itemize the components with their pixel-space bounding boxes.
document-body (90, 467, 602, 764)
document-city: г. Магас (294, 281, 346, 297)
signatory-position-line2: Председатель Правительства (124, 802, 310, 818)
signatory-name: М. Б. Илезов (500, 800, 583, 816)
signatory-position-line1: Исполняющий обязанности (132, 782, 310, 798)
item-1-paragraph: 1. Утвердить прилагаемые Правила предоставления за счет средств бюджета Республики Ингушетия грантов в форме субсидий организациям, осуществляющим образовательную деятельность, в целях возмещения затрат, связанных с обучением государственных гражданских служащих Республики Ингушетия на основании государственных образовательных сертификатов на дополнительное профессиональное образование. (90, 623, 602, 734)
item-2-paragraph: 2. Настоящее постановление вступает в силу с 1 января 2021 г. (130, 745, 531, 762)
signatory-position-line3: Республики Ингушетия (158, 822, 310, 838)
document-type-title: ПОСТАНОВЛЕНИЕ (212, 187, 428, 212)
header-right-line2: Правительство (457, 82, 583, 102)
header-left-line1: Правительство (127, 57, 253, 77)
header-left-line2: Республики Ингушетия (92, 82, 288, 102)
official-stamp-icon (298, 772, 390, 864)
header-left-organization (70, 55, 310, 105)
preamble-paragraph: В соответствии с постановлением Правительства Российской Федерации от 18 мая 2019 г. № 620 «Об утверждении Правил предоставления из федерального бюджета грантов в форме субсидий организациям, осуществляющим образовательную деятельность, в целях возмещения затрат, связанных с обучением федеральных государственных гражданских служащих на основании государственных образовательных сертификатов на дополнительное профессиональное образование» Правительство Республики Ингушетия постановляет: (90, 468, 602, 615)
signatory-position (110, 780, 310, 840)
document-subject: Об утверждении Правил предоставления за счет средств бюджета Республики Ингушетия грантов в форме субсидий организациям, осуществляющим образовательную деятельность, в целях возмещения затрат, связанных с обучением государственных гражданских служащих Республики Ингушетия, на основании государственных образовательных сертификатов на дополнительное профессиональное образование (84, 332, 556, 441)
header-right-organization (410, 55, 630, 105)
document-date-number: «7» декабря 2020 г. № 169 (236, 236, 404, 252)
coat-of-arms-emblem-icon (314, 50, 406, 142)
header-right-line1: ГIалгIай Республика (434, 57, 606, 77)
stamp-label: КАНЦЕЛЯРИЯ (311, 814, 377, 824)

-----

> _WHAT TO WORK ON_:
Duplicate the entire listing above verbatim, keeping every line in its original order.

> _CORRECT RESULT_:
itemize the components with their pixel-space bounding boxes.
document-body (90, 467, 602, 764)
document-city: г. Магас (294, 281, 346, 297)
signatory-position-line2: Председатель Правительства (124, 802, 310, 818)
signatory-name: М. Б. Илезов (500, 800, 583, 816)
signatory-position-line1: Исполняющий обязанности (132, 782, 310, 798)
item-1-paragraph: 1. Утвердить прилагаемые Правила предоставления за счет средств бюджета Республики Ингушетия грантов в форме субсидий организациям, осуществляющим образовательную деятельность, в целях возмещения затрат, связанных с обучением государственных гражданских служащих Республики Ингушетия на основании государственных образовательных сертификатов на дополнительное профессиональное образование. (90, 623, 602, 734)
item-2-paragraph: 2. Настоящее постановление вступает в силу с 1 января 2021 г. (130, 745, 531, 762)
signatory-position-line3: Республики Ингушетия (158, 822, 310, 838)
document-type-title: ПОСТАНОВЛЕНИЕ (212, 187, 428, 212)
header-right-line2: Правительство (457, 82, 583, 102)
header-left-line1: Правительство (127, 57, 253, 77)
header-left-line2: Республики Ингушетия (92, 82, 288, 102)
official-stamp-icon (298, 772, 390, 864)
header-left-organization (70, 55, 310, 105)
preamble-paragraph: В соответствии с постановлением Правительства Российской Федерации от 18 мая 2019 г. № 620 «Об утверждении Правил предоставления из федерального бюджета грантов в форме субсидий организациям, осуществляющим образовательную деятельность, в целях возмещения затрат, связанных с обучением федеральных государственных гражданских служащих на основании государственных образовательных сертификатов на дополнительное профессиональное образование» Правительство Республики Ингушетия постановляет: (90, 468, 602, 615)
signatory-position (110, 780, 310, 840)
document-subject: Об утверждении Правил предоставления за счет средств бюджета Республики Ингушетия грантов в форме субсидий организациям, осуществляющим образовательную деятельность, в целях возмещения затрат, связанных с обучением государственных гражданских служащих Республики Ингушетия, на основании государственных образовательных сертификатов на дополнительное профессиональное образование (84, 332, 556, 441)
header-right-organization (410, 55, 630, 105)
document-date-number: «7» декабря 2020 г. № 169 (236, 236, 404, 252)
coat-of-arms-emblem-icon (314, 50, 406, 142)
header-right-line1: ГIалгIай Республика (434, 57, 606, 77)
stamp-label: КАНЦЕЛЯРИЯ (311, 814, 377, 824)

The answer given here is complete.